En el marco de la jornada de descanso de la Vuelta, Richard Carapaz (El Carmelo, Ecuador; 33 años) compartió sus impresiones sobre el desarrollo de la competencia. El líder del equipo EF describió la ronda como una prueba de gran dureza, donde el desgaste acumulado de la temporada, incluyendo su participación en el Tour, ha sido un factor determinante. A pesar de las dificultades físicas, Carapaz mantiene su enfoque en la carrera, aunque admite que no se obsesiona con la clasificación general.
Al ser cuestionado sobre su estilo de ciclismo, el deportista fue enfático: "No soy calculador, soy un ciclista que corre por instinto. Es una parte de mí que en cierto sentido es beneficiosa porque puedo dar sorpresas, pero también es un arma de doble filo porque a veces también me pasa facturas". Carapaz destacó que su forma de correr, alejada de la dependencia excesiva de los vatios, busca divertirse sobre la bicicleta y conectar con la afición, a quienes considera que les gusta ver una carrera dinámica.
Sobre la posibilidad de emular ataques de larga distancia, como los realizados por Tadej Pogacar, Carapaz se mostró escéptico debido al enorme desgaste físico que implican. "Creo que no veremos muchas cosas parecidas en esta Vuelta", señaló. Respecto a sus aspiraciones, el ecuatoriano reconoció que la primera semana fue complicada y que se encuentra lejos del primer lugar, por lo que su estrategia será intentar recortar segundos en las etapas venideras, caracterizadas por desniveles positivos de entre 2,500 y 3,000 metros.
Finalmente, al reflexionar sobre sus 10 temporadas como profesional, Carapaz descartó que hayamos visto su mejor versión. "Espero seguir así unos cuantos años más. Tengo las piernas para hacer todo lo que hago. Y cuando lleve 15 o 18 temporadas de profesional, pues ya pensaré en colgar los guantes", concluyó.

────────────────

TAREA A
Contesta estas preguntas sobre el texto de Carapaz:
(i) ¿Cuántos años tiene Carapaz?
(ii) ¿De qué equipo es líder?
(iii) ¿Cuántas temporadas lleva como profesional?
TAREA B
Haz una lista de todas las cifras escritas con números que aparecen en el texto de Carapaz.
TAREA C
Copia del texto de Carapaz el trozo que va desde "Sobre la posibilidad" hasta "y 3,000 metros.", incluidas estas palabras.
Los datos de abajo vienen de otra fuente.

────────────────

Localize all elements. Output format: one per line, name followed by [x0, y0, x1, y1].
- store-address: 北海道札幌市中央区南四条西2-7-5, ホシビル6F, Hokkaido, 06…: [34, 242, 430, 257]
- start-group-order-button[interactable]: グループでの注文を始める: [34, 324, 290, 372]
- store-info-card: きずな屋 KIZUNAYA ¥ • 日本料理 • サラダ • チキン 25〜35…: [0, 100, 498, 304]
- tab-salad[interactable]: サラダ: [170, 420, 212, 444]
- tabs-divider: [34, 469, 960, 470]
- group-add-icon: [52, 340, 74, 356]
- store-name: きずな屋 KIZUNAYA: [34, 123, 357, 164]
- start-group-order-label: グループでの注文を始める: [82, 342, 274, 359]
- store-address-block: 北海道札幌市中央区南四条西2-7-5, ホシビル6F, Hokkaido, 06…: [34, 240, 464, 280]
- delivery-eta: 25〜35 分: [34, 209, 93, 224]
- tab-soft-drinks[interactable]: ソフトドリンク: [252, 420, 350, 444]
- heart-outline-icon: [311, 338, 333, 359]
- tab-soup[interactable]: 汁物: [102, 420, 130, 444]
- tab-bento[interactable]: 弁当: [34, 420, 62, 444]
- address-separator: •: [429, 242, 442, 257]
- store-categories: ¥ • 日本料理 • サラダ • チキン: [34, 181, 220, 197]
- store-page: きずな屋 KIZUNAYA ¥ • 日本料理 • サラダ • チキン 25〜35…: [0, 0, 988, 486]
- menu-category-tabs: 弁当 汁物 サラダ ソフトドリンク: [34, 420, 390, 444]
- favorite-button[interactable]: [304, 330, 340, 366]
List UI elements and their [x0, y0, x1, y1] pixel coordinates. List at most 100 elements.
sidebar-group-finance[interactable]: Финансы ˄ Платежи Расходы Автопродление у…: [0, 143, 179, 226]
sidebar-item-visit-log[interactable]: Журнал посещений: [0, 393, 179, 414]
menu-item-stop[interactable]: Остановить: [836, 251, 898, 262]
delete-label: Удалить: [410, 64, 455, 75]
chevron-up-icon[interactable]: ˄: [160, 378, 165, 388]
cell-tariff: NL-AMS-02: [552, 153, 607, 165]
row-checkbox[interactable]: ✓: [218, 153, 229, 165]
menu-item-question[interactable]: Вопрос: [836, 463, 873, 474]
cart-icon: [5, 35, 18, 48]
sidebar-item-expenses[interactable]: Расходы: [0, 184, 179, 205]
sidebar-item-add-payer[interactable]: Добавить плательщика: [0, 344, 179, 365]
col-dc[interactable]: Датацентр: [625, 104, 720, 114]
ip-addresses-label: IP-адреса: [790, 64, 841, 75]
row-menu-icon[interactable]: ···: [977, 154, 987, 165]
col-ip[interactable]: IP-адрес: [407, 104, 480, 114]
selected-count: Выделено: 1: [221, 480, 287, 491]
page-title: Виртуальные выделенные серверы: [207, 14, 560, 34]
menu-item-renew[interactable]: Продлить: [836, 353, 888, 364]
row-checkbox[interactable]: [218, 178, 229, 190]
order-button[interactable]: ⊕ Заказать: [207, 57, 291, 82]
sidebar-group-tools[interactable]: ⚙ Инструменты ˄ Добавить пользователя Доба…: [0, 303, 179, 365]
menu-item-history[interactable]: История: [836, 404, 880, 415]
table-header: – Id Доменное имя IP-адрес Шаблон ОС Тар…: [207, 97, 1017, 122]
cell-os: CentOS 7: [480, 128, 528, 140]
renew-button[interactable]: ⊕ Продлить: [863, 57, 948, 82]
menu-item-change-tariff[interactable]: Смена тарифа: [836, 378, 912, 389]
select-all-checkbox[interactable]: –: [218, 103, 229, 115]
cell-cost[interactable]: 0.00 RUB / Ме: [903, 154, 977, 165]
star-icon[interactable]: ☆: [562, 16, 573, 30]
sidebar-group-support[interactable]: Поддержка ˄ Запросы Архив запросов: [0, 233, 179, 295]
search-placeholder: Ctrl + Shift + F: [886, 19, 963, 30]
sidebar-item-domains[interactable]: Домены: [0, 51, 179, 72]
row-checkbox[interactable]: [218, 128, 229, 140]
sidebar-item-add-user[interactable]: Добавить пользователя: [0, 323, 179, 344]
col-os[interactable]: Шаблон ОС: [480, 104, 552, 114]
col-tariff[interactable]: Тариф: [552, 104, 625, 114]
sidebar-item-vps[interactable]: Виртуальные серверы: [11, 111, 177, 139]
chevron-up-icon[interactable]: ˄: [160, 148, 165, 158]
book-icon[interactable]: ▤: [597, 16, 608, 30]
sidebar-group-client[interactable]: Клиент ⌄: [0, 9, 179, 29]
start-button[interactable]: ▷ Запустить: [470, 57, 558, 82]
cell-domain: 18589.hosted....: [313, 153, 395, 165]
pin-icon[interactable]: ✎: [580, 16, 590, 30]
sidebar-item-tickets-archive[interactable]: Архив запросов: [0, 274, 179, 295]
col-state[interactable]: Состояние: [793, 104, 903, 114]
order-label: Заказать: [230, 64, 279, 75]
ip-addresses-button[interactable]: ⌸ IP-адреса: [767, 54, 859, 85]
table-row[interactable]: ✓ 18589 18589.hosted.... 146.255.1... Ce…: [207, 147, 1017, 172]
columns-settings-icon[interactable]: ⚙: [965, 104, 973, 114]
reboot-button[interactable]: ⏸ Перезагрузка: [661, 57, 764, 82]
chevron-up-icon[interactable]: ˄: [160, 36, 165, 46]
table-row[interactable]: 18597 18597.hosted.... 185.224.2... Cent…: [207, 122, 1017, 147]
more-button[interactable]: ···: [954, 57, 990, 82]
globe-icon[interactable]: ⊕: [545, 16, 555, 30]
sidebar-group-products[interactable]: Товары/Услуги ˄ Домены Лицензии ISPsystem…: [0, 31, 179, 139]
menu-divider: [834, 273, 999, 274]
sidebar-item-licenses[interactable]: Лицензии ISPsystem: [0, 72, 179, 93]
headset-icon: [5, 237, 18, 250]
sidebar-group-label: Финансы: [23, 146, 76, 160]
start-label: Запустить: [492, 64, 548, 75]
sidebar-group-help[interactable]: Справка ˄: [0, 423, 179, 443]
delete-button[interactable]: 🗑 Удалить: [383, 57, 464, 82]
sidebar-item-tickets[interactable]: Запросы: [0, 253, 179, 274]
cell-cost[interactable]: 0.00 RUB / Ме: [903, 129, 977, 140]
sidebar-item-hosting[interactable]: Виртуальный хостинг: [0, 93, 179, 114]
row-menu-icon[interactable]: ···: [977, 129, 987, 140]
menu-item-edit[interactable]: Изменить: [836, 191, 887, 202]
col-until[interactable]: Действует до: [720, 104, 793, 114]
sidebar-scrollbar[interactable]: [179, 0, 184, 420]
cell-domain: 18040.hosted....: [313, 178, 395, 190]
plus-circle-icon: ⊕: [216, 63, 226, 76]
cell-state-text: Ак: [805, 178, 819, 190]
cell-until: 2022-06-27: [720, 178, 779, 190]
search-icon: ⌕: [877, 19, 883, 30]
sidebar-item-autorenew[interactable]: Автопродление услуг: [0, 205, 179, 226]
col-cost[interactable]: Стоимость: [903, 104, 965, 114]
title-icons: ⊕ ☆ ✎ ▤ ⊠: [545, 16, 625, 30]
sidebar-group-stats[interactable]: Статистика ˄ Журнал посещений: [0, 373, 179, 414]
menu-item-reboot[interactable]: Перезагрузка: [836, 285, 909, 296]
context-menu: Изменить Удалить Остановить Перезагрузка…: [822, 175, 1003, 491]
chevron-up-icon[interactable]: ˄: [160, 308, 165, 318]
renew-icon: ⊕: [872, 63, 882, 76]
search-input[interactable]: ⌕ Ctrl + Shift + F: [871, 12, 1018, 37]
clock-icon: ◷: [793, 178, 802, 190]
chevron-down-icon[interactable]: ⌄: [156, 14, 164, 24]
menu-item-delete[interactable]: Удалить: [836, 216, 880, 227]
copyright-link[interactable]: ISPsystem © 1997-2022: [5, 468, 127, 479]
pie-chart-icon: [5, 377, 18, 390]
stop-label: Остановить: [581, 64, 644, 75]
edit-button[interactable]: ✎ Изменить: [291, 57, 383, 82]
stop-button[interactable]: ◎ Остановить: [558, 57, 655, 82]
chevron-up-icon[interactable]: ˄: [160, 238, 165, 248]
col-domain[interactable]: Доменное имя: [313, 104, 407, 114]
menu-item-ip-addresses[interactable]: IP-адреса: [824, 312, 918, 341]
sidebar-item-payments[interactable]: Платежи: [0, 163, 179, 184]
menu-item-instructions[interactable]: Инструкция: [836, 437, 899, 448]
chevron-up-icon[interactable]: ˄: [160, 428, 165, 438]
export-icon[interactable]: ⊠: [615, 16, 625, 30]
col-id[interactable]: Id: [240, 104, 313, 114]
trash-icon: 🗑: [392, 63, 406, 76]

────────────────

RESPUESTA A
(i) 33 años.
(ii) Del equipo EF.
(iii) 10 temporadas.

RESPUESTA B
33, 2,500, 3,000, 10, 15, 18

RESPUESTA C
Sobre la posibilidad de emular ataques de larga distancia, como los realizados por Tadej Pogacar, Carapaz se mostró escéptico debido al enorme desgaste físico que implican. "Creo que no veremos muchas cosas parecidas en esta Vuelta", señaló. Respecto a sus aspiraciones, el ecuatoriano reconoció que la primera semana fue complicada y que se encuentra lejos del primer lugar, por lo que su estrategia será intentar recortar segundos en las etapas venideras, caracterizadas por desniveles positivos de entre 2,500 y 3,000 metros.